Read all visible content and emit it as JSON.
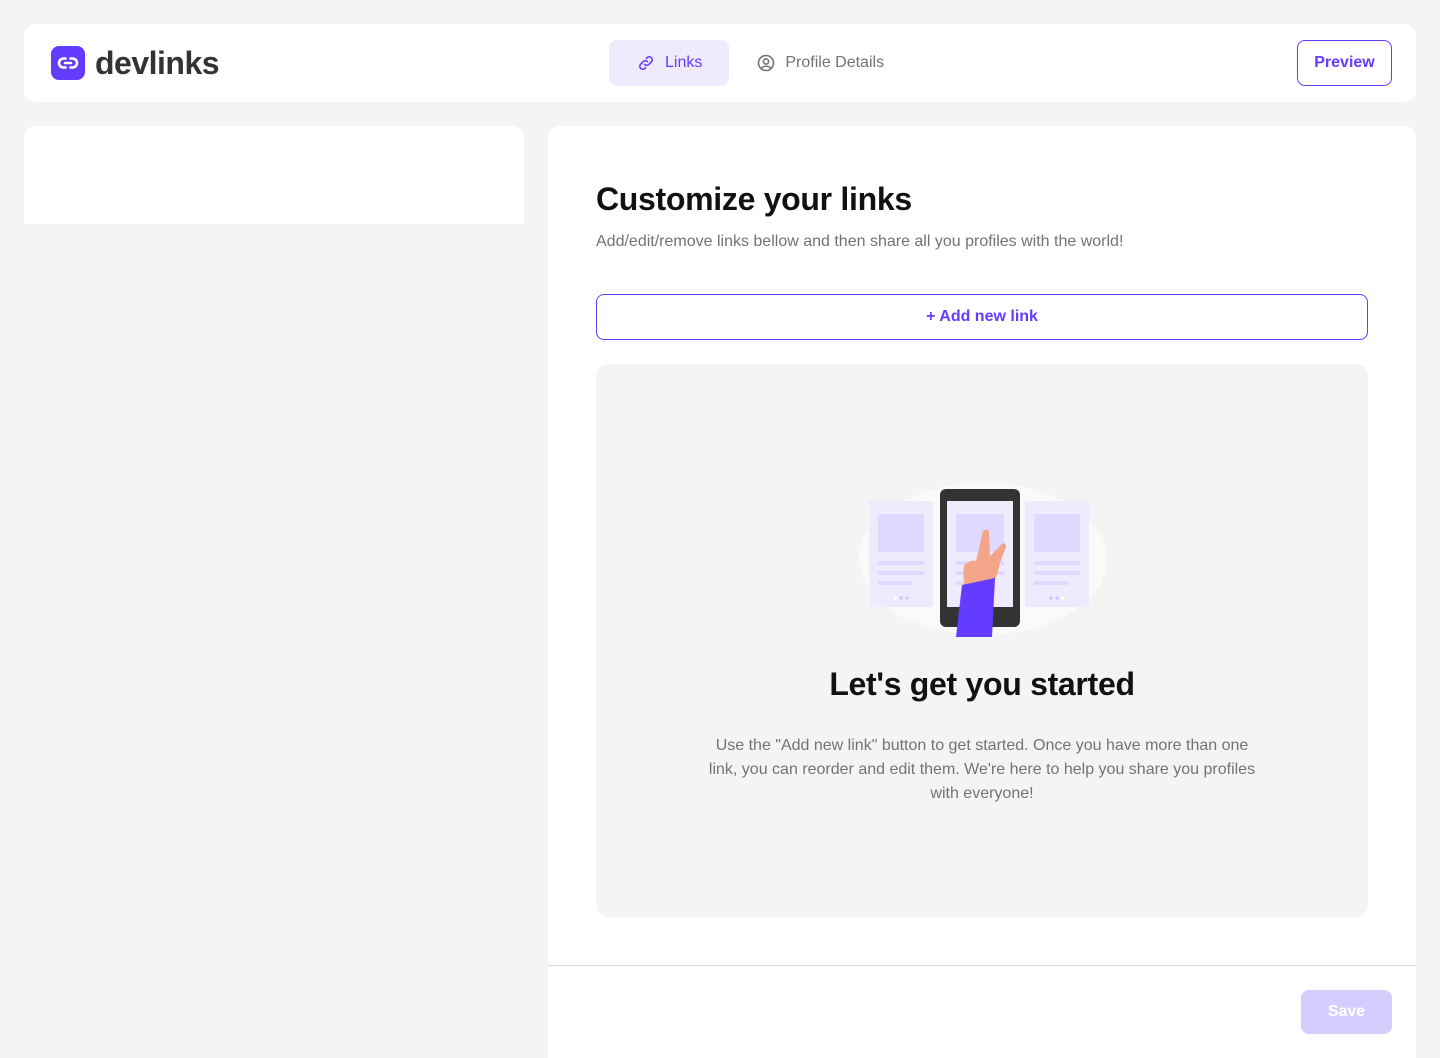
{
  "app": {
    "name": "devlinks",
    "logo_icon": "link-chain-icon",
    "accent_color": "#633cff",
    "accent_light": "#efebff",
    "disabled_accent": "#d6cdff"
  },
  "nav": {
    "tabs": [
      {
        "label": "Links",
        "icon": "link-icon",
        "active": true
      },
      {
        "label": "Profile Details",
        "icon": "user-circle-icon",
        "active": false
      }
    ],
    "preview_label": "Preview"
  },
  "main": {
    "title": "Customize your links",
    "subtitle": "Add/edit/remove links bellow and then share all you profiles with the world!",
    "add_link_label": "+ Add new link",
    "empty_state": {
      "illustration": "phone-tap-illustration",
      "title": "Let's get you started",
      "text": "Use the \"Add new link\" button to get started. Once you have more than one link, you can reorder and edit them. We're here to help you share you profiles with everyone!"
    },
    "save_label": "Save",
    "save_disabled": true
  }
}
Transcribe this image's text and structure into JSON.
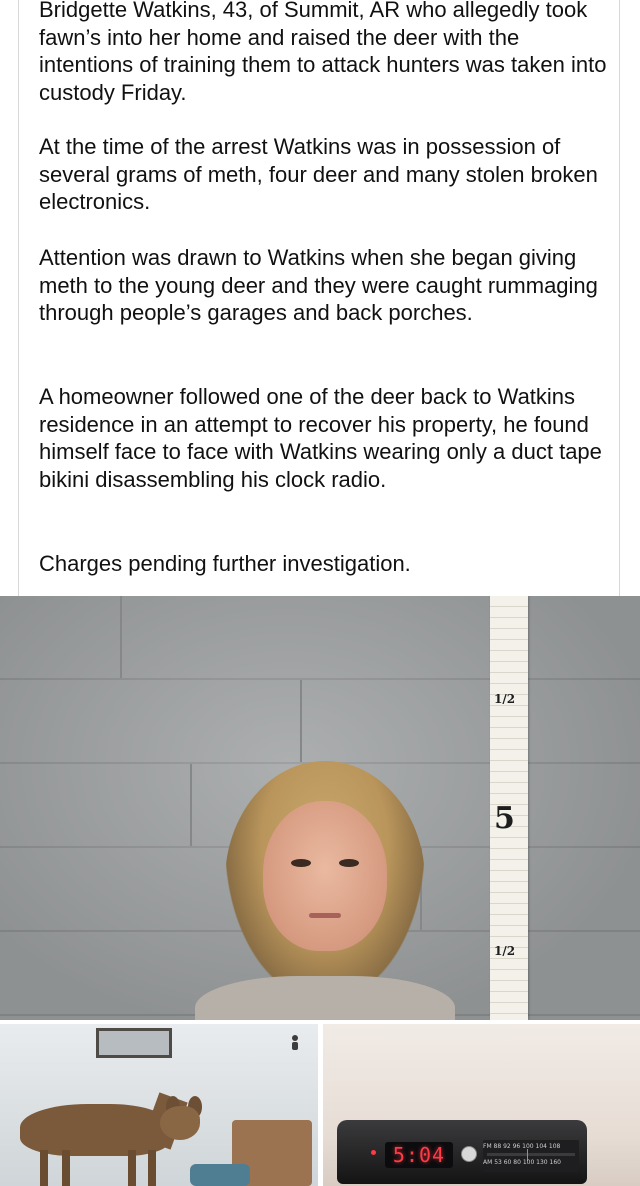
{
  "post": {
    "paragraphs": [
      "Bridgette Watkins, 43, of Summit, AR who allegedly took fawn’s into her home and raised the deer with the intentions of training them to attack hunters was taken into custody Friday.",
      "At the time of the arrest Watkins was in possession of  several grams of meth, four deer and many stolen broken electronics.",
      "Attention was drawn to Watkins when she began giving meth to the young deer and they were caught rummaging through people’s garages and back porches.",
      "A homeowner followed one of the deer back to Watkins residence in an attempt to recover his property, he found himself face to face with Watkins wearing only a duct tape bikini disassembling his clock radio.",
      "Charges pending further investigation."
    ]
  },
  "mugshot": {
    "ruler_main_mark": "5",
    "ruler_half_mark_upper": "1/2",
    "ruler_half_mark_lower": "1/2"
  },
  "radio_photo": {
    "clock_display": "5:04",
    "dial_fm": "FM 88  92  96  100 104 108",
    "dial_am": "AM 53  60  80  100 130 160"
  },
  "colors": {
    "clock_led": "#ff3b46",
    "card_border": "#d8d8d8",
    "text": "#111111"
  },
  "icons": {
    "deer_photo_corner": "small-figure-icon"
  }
}
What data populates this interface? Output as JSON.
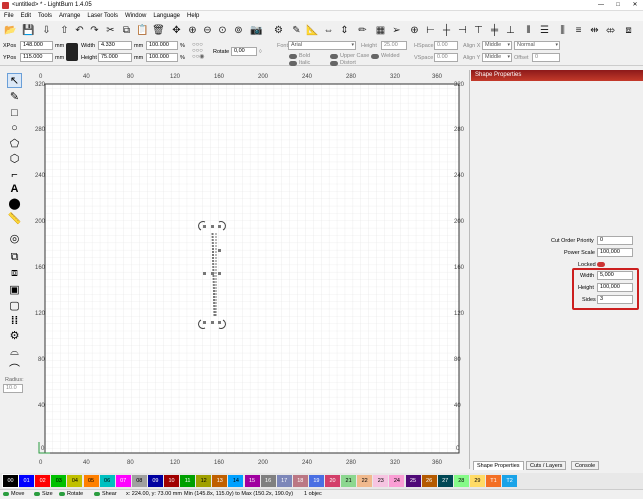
{
  "window": {
    "title": "<untitled> * - LightBurn 1.4.05",
    "minimize": "—",
    "maximize": "□",
    "close": "✕"
  },
  "menu": [
    "File",
    "Edit",
    "Tools",
    "Arrange",
    "Laser Tools",
    "Window",
    "Language",
    "Help"
  ],
  "props": {
    "xpos_label": "XPos",
    "xpos": "148.000",
    "ypos_label": "YPos",
    "ypos": "115.000",
    "unit": "mm",
    "width_label": "Width",
    "width": "4.330",
    "height_label": "Height",
    "height": "75.000",
    "wpct": "100.000",
    "hpct": "100.000",
    "pct": "%",
    "rotate_label": "Rotate",
    "rotate": "0,00",
    "font_label": "Font",
    "font": "Arial",
    "fheight_label": "Height",
    "fheight": "25.00",
    "hspace_label": "HSpace",
    "hspace": "0.00",
    "vspace_label": "VSpace",
    "vspace": "0.00",
    "alignx_label": "Align X",
    "alignx": "Middle",
    "aligny_label": "Align Y",
    "aligny": "Middle",
    "normal": "Normal",
    "offset_label": "Offset",
    "offset": "0",
    "bold": "Bold",
    "italic": "Italic",
    "upper": "Upper Case",
    "distort": "Distort",
    "welded": "Welded"
  },
  "ruler": {
    "top": [
      "0",
      "40",
      "80",
      "120",
      "160",
      "200",
      "240",
      "280",
      "320",
      "360"
    ],
    "bottom": [
      "0",
      "40",
      "80",
      "120",
      "160",
      "200",
      "240",
      "280",
      "320",
      "360"
    ],
    "left": [
      "320",
      "280",
      "240",
      "200",
      "160",
      "120",
      "80",
      "40",
      "0"
    ],
    "right": [
      "320",
      "280",
      "240",
      "200",
      "160",
      "120",
      "80",
      "40",
      "0"
    ]
  },
  "left_tools": {
    "radius_label": "Radius:",
    "radius_value": "10.0"
  },
  "panel": {
    "title": "Shape Properties",
    "cut_order_label": "Cut Order Priority",
    "cut_order": "0",
    "power_scale_label": "Power Scale",
    "power_scale": "100,000",
    "locked_label": "Locked",
    "width_label": "Width",
    "width": "5,000",
    "height_label": "Height",
    "height": "100,000",
    "sides_label": "Sides",
    "sides": "3",
    "tabs": [
      "Shape Properties",
      "Cuts / Layers",
      "Console"
    ]
  },
  "palette": [
    {
      "l": "00",
      "c": "#000000"
    },
    {
      "l": "01",
      "c": "#0000ff"
    },
    {
      "l": "02",
      "c": "#ff0000"
    },
    {
      "l": "03",
      "c": "#00c000"
    },
    {
      "l": "04",
      "c": "#c0c000"
    },
    {
      "l": "05",
      "c": "#ff8000"
    },
    {
      "l": "06",
      "c": "#00c0c0"
    },
    {
      "l": "07",
      "c": "#ff00ff"
    },
    {
      "l": "08",
      "c": "#a0a0a0"
    },
    {
      "l": "09",
      "c": "#0000a0"
    },
    {
      "l": "10",
      "c": "#a00000"
    },
    {
      "l": "11",
      "c": "#00a000"
    },
    {
      "l": "12",
      "c": "#a0a000"
    },
    {
      "l": "13",
      "c": "#c06000"
    },
    {
      "l": "14",
      "c": "#00a0ff"
    },
    {
      "l": "15",
      "c": "#a000a0"
    },
    {
      "l": "16",
      "c": "#808080"
    },
    {
      "l": "17",
      "c": "#7d87b9"
    },
    {
      "l": "18",
      "c": "#bb7784"
    },
    {
      "l": "19",
      "c": "#4a6fe3"
    },
    {
      "l": "20",
      "c": "#d33f6a"
    },
    {
      "l": "21",
      "c": "#8cd78f"
    },
    {
      "l": "22",
      "c": "#f0b98d"
    },
    {
      "l": "23",
      "c": "#f6c4e1"
    },
    {
      "l": "24",
      "c": "#fa9ed4"
    },
    {
      "l": "25",
      "c": "#500a78"
    },
    {
      "l": "26",
      "c": "#b45a00"
    },
    {
      "l": "27",
      "c": "#004754"
    },
    {
      "l": "28",
      "c": "#86fa88"
    },
    {
      "l": "29",
      "c": "#ffdb66"
    },
    {
      "l": "T1",
      "c": "#f36f24"
    },
    {
      "l": "T2",
      "c": "#1aa3e8"
    }
  ],
  "status": {
    "move": "Move",
    "size": "Size",
    "rotate": "Rotate",
    "shear": "Shear",
    "coords": "x: 224.00, y: 73.00 mm",
    "minmax": "Min (145.8x, 115.0y) to Max (150.2x, 190.0y)",
    "objects": "1 objec"
  }
}
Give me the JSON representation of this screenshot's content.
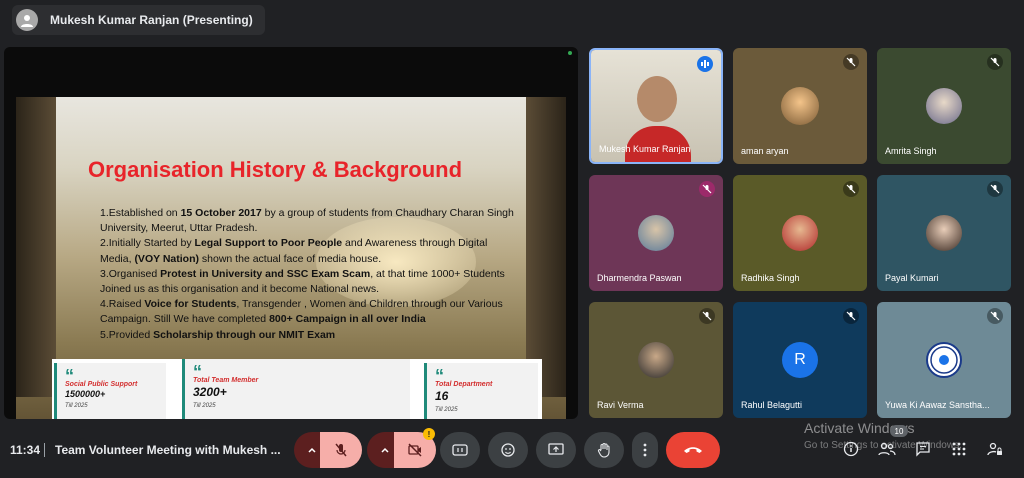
{
  "presenter_bar": {
    "title": "Mukesh Kumar Ranjan (Presenting)"
  },
  "slide": {
    "title": "Organisation History & Background",
    "points": [
      {
        "pre": "1.Established on ",
        "b1": "15 October 2017",
        "mid": " by a group of students from Chaudhary Charan Singh University, Meerut, Uttar Pradesh.",
        "b2": "",
        "post": ""
      },
      {
        "pre": "2.Initially Started by ",
        "b1": "Legal Support to Poor People",
        "mid": " and Awareness through Digital Media, ",
        "b2": "(VOY Nation)",
        "post": " shown the actual face of media house."
      },
      {
        "pre": "3.Organised ",
        "b1": "Protest in University and SSC Exam Scam",
        "mid": ", at that time 1000+ Students Joined us as this organisation and it become National news.",
        "b2": "",
        "post": ""
      },
      {
        "pre": "4.Raised ",
        "b1": "Voice for Students",
        "mid": ", Transgender , Women and Children through our Various Campaign. Still We have completed ",
        "b2": "800+ Campaign in all over India",
        "post": ""
      },
      {
        "pre": "5.Provided ",
        "b1": "Scholarship through our NMIT Exam",
        "mid": "",
        "b2": "",
        "post": ""
      }
    ],
    "stats": [
      {
        "label": "Social Public Support",
        "value": "1500000+",
        "till": "Till 2025"
      },
      {
        "label": "Total Team Member",
        "value": "3200+",
        "till": "Till 2025"
      },
      {
        "label": "Total Department",
        "value": "16",
        "till": "Till 2025"
      }
    ]
  },
  "participants": [
    {
      "name": "Mukesh Kumar Ranjan",
      "bg": "#d9d4c8",
      "speaking": true
    },
    {
      "name": "aman aryan",
      "bg": "#6b5a3a"
    },
    {
      "name": "Amrita Singh",
      "bg": "#3b4a30"
    },
    {
      "name": "Dharmendra Paswan",
      "bg": "#6e3657"
    },
    {
      "name": "Radhika Singh",
      "bg": "#5a5a28"
    },
    {
      "name": "Payal Kumari",
      "bg": "#2f5563"
    },
    {
      "name": "Ravi Verma",
      "bg": "#5c5636"
    },
    {
      "name": "Rahul Belagutti",
      "bg": "#0f3a5c",
      "letter": "R"
    },
    {
      "name": "Yuwa Ki Aawaz Sanstha...",
      "bg": "#6e8a96"
    }
  ],
  "bottom": {
    "time": "11:34",
    "meeting_title": "Team Volunteer Meeting with Mukesh ...",
    "badge": "!",
    "people_count": "10",
    "watermark_line1": "Activate Windows",
    "watermark_line2": "Go to Settings to activate Windows."
  }
}
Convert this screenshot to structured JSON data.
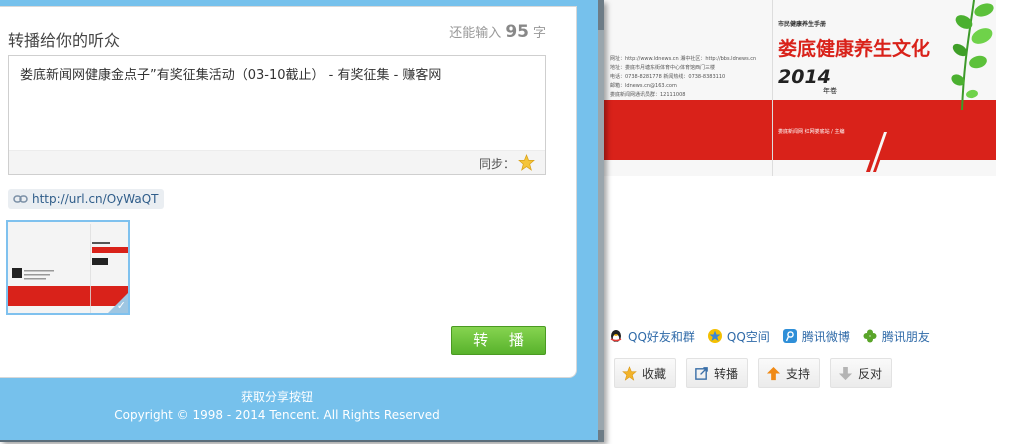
{
  "dialog": {
    "title": "转播给你的听众",
    "counter_prefix": "还能输入",
    "counter_value": "95",
    "counter_suffix": "字",
    "message": "娄底新闻网健康金点子”有奖征集活动（03-10截止） - 有奖征集 - 赚客网",
    "sync_label": "同步：",
    "short_link": "http://url.cn/OyWaQT",
    "share_button": "转 播",
    "footer_get_button": "获取分享按钮",
    "footer_copyright": "Copyright © 1998 - 2014 Tencent. All Rights Reserved"
  },
  "cover": {
    "subtitle": "市民健康养生手册",
    "title": "娄底健康养生文化",
    "year": "2014",
    "year_tag": "年卷",
    "info_lines": [
      "网址：http://www.ldnews.cn 湘中社区：http://bbs.ldnews.cn",
      "地址：娄底市月塘东街体育中心体育馆西门三楼",
      "电话：0738-8281778 新闻热线：0738-8383110",
      "邮箱：ldnews.cn@163.com",
      "娄底新闻网通讯员群：12111008"
    ],
    "credit": "娄底新闻网 红网娄底站 / 主编"
  },
  "share_links": [
    {
      "label": "QQ好友和群",
      "icon": "qq-penguin-icon"
    },
    {
      "label": "QQ空间",
      "icon": "qzone-star-icon"
    },
    {
      "label": "腾讯微博",
      "icon": "tencent-weibo-icon"
    },
    {
      "label": "腾讯朋友",
      "icon": "clover-icon"
    }
  ],
  "actions": [
    {
      "label": "收藏",
      "icon": "star-icon"
    },
    {
      "label": "转播",
      "icon": "repost-icon"
    },
    {
      "label": "支持",
      "icon": "up-arrow-icon"
    },
    {
      "label": "反对",
      "icon": "down-arrow-icon"
    }
  ],
  "colors": {
    "popup_blue": "#76c1ec",
    "button_green": "#58b22c",
    "link_blue": "#2f6aa8",
    "cover_red": "#d9221a"
  }
}
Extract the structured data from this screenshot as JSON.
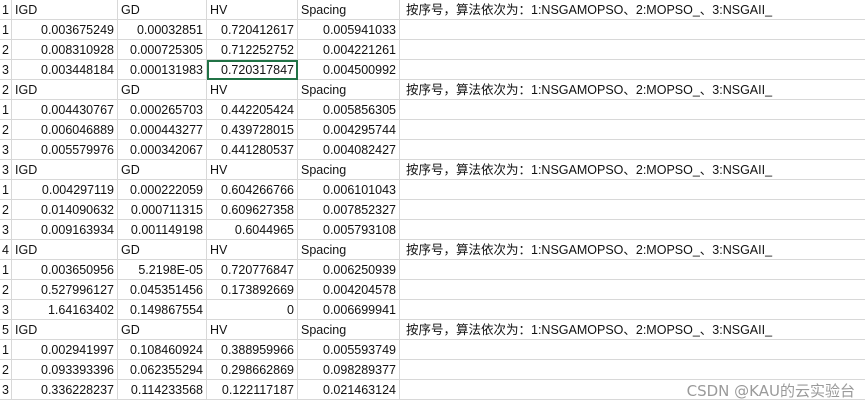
{
  "sheet": {
    "selected": {
      "block": 0,
      "row": 2,
      "col": 3
    },
    "blocks": [
      {
        "index": "1",
        "headers": [
          "IGD",
          "GD",
          "HV",
          "Spacing"
        ],
        "note": "按序号，算法依次为：1:NSGAMOPSO、2:MOPSO_、3:NSGAII_",
        "rows": [
          [
            "1",
            "0.003675249",
            "0.00032851",
            "0.720412617",
            "0.005941033"
          ],
          [
            "2",
            "0.008310928",
            "0.000725305",
            "0.712252752",
            "0.004221261"
          ],
          [
            "3",
            "0.003448184",
            "0.000131983",
            "0.720317847",
            "0.004500992"
          ]
        ]
      },
      {
        "index": "2",
        "headers": [
          "IGD",
          "GD",
          "HV",
          "Spacing"
        ],
        "note": "按序号，算法依次为：1:NSGAMOPSO、2:MOPSO_、3:NSGAII_",
        "rows": [
          [
            "1",
            "0.004430767",
            "0.000265703",
            "0.442205424",
            "0.005856305"
          ],
          [
            "2",
            "0.006046889",
            "0.000443277",
            "0.439728015",
            "0.004295744"
          ],
          [
            "3",
            "0.005579976",
            "0.000342067",
            "0.441280537",
            "0.004082427"
          ]
        ]
      },
      {
        "index": "3",
        "headers": [
          "IGD",
          "GD",
          "HV",
          "Spacing"
        ],
        "note": "按序号，算法依次为：1:NSGAMOPSO、2:MOPSO_、3:NSGAII_",
        "rows": [
          [
            "1",
            "0.004297119",
            "0.000222059",
            "0.604266766",
            "0.006101043"
          ],
          [
            "2",
            "0.014090632",
            "0.000711315",
            "0.609627358",
            "0.007852327"
          ],
          [
            "3",
            "0.009163934",
            "0.001149198",
            "0.6044965",
            "0.005793108"
          ]
        ]
      },
      {
        "index": "4",
        "headers": [
          "IGD",
          "GD",
          "HV",
          "Spacing"
        ],
        "note": "按序号，算法依次为：1:NSGAMOPSO、2:MOPSO_、3:NSGAII_",
        "rows": [
          [
            "1",
            "0.003650956",
            "5.2198E-05",
            "0.720776847",
            "0.006250939"
          ],
          [
            "2",
            "0.527996127",
            "0.045351456",
            "0.173892669",
            "0.004204578"
          ],
          [
            "3",
            "1.64163402",
            "0.149867554",
            "0",
            "0.006699941"
          ]
        ]
      },
      {
        "index": "5",
        "headers": [
          "IGD",
          "GD",
          "HV",
          "Spacing"
        ],
        "note": "按序号，算法依次为：1:NSGAMOPSO、2:MOPSO_、3:NSGAII_",
        "rows": [
          [
            "1",
            "0.002941997",
            "0.108460924",
            "0.388959966",
            "0.005593749"
          ],
          [
            "2",
            "0.093393396",
            "0.062355294",
            "0.298662869",
            "0.098289377"
          ],
          [
            "3",
            "0.336228237",
            "0.114233568",
            "0.122117187",
            "0.021463124"
          ]
        ]
      }
    ]
  },
  "watermark": "CSDN @KAU的云实验台"
}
::::::::::
• [What you should do] Look through the data and show every line containing "true".

• [Complete response]
        "active": true
    "save_disabled": true
      "speaking": true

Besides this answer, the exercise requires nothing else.